*Objectif:*
Recopiez telles quelles toutes les lignes, depuis le début des enregistrements jusqu'à la ligne contenant « back-button[interactable] bbox=[28, 30, 64, 74] », celle-ci comprise.

*Enregistrements affichés:*

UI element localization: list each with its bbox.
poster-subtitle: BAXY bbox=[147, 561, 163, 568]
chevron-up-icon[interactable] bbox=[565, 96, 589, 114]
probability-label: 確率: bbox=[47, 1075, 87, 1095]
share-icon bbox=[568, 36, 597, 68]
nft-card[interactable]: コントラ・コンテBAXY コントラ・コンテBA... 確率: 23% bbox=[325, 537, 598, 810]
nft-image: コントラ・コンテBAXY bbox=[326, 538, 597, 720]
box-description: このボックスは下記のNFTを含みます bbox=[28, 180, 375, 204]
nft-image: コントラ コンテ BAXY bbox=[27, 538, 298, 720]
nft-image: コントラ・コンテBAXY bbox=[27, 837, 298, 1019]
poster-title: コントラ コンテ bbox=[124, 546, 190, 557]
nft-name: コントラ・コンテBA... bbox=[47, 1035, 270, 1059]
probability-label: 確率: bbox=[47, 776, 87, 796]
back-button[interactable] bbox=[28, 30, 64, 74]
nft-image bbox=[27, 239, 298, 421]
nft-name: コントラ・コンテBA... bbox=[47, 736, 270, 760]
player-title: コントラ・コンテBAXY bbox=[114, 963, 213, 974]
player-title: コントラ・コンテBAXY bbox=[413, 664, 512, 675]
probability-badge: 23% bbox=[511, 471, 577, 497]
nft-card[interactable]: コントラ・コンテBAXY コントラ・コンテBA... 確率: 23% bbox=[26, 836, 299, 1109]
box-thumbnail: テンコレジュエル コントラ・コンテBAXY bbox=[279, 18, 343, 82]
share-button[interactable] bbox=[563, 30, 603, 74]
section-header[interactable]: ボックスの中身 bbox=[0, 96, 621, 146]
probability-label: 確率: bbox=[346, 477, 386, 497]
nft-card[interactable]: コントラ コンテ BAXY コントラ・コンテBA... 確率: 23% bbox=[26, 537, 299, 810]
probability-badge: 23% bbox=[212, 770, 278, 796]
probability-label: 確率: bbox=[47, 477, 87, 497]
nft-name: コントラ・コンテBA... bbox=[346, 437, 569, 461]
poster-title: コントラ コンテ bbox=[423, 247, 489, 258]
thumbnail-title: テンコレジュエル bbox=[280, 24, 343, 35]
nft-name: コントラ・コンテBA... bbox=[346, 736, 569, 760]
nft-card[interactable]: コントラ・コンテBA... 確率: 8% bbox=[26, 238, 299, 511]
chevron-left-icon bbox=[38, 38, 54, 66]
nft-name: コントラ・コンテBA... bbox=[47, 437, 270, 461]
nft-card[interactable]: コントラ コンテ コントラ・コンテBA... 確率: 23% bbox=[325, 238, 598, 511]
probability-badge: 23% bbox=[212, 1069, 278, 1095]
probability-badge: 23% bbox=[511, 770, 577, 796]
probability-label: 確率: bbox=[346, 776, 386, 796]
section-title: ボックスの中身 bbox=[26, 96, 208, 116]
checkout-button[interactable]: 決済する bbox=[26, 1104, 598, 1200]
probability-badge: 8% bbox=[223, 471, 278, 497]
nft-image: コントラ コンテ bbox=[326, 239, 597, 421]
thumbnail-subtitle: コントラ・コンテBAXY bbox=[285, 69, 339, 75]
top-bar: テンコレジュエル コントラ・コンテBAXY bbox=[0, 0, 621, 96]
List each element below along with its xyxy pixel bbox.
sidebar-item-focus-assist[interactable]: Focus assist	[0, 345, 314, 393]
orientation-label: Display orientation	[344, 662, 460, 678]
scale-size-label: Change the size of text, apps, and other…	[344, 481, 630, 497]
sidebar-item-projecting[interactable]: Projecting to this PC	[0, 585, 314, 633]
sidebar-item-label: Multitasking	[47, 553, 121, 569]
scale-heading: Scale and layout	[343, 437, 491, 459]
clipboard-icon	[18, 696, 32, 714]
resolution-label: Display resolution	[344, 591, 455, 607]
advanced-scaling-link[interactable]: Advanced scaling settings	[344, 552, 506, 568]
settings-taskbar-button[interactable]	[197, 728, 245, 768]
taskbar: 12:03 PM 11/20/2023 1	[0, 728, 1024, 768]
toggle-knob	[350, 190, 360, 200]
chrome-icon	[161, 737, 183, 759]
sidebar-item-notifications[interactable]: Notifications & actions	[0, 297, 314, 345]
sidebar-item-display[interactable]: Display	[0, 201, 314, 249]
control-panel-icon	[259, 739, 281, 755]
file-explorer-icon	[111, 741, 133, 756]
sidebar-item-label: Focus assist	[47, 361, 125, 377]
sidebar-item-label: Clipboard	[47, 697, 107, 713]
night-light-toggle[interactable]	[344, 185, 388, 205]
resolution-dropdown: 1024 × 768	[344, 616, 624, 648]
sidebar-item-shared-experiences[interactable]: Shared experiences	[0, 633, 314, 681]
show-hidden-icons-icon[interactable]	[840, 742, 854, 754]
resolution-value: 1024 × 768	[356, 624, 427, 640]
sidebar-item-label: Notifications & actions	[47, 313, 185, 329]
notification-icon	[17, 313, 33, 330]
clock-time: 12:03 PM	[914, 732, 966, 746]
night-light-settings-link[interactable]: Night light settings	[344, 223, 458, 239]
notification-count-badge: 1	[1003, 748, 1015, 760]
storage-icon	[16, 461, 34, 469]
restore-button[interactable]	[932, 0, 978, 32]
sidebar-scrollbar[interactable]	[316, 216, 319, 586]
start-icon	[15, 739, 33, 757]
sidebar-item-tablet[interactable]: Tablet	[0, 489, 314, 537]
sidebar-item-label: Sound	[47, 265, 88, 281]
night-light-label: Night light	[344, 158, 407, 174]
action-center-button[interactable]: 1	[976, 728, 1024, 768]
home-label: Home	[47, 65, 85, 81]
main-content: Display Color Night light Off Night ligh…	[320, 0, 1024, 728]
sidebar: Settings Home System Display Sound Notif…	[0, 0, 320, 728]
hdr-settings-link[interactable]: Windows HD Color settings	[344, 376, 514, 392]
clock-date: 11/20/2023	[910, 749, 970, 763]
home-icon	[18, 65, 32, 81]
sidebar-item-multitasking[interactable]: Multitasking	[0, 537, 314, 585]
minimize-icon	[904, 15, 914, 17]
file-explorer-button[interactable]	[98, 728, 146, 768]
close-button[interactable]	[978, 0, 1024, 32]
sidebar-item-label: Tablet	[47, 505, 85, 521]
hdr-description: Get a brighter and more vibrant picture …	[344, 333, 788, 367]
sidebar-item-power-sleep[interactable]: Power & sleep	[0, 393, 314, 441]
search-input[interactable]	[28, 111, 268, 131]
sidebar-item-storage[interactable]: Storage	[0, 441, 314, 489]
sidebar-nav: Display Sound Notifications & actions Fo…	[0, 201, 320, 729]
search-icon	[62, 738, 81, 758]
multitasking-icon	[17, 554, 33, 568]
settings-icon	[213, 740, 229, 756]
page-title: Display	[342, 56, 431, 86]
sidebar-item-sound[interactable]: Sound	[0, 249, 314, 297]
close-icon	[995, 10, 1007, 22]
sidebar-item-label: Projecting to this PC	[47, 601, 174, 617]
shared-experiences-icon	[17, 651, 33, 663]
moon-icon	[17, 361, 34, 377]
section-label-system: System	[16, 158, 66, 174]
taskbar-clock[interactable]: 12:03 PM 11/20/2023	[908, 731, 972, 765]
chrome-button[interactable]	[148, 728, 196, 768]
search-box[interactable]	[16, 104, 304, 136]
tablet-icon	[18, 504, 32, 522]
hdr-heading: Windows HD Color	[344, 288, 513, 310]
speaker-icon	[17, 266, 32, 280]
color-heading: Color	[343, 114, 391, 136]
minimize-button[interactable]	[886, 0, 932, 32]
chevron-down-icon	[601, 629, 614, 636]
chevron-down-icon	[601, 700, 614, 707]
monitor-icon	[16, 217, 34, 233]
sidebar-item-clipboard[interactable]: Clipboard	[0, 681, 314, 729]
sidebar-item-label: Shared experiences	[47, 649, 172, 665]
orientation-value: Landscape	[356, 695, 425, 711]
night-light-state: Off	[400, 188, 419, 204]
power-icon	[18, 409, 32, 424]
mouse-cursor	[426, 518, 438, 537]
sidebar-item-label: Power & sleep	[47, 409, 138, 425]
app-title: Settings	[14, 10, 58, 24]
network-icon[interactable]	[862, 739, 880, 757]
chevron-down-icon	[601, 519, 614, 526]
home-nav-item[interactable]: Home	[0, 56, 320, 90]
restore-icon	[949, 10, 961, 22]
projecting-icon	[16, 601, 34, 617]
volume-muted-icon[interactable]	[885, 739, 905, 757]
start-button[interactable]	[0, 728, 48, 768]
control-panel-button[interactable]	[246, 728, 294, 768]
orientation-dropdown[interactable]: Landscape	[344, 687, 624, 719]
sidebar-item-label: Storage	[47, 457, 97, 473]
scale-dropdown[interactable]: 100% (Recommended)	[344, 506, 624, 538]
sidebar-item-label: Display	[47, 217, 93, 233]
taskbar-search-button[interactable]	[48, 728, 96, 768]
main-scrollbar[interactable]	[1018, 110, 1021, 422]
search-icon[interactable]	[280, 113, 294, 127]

*Résolution du problème:*
UI element localization: list each with its bbox.
poster-subtitle: BAXY bbox=[147, 561, 163, 568]
chevron-up-icon[interactable] bbox=[565, 96, 589, 114]
probability-label: 確率: bbox=[47, 1075, 87, 1095]
share-icon bbox=[568, 36, 597, 68]
nft-card[interactable]: コントラ・コンテBAXY コントラ・コンテBA... 確率: 23% bbox=[325, 537, 598, 810]
nft-image: コントラ・コンテBAXY bbox=[326, 538, 597, 720]
box-description: このボックスは下記のNFTを含みます bbox=[28, 180, 375, 204]
nft-image: コントラ コンテ BAXY bbox=[27, 538, 298, 720]
nft-image: コントラ・コンテBAXY bbox=[27, 837, 298, 1019]
poster-title: コントラ コンテ bbox=[124, 546, 190, 557]
nft-name: コントラ・コンテBA... bbox=[47, 1035, 270, 1059]
probability-label: 確率: bbox=[47, 776, 87, 796]
back-button[interactable] bbox=[28, 30, 64, 74]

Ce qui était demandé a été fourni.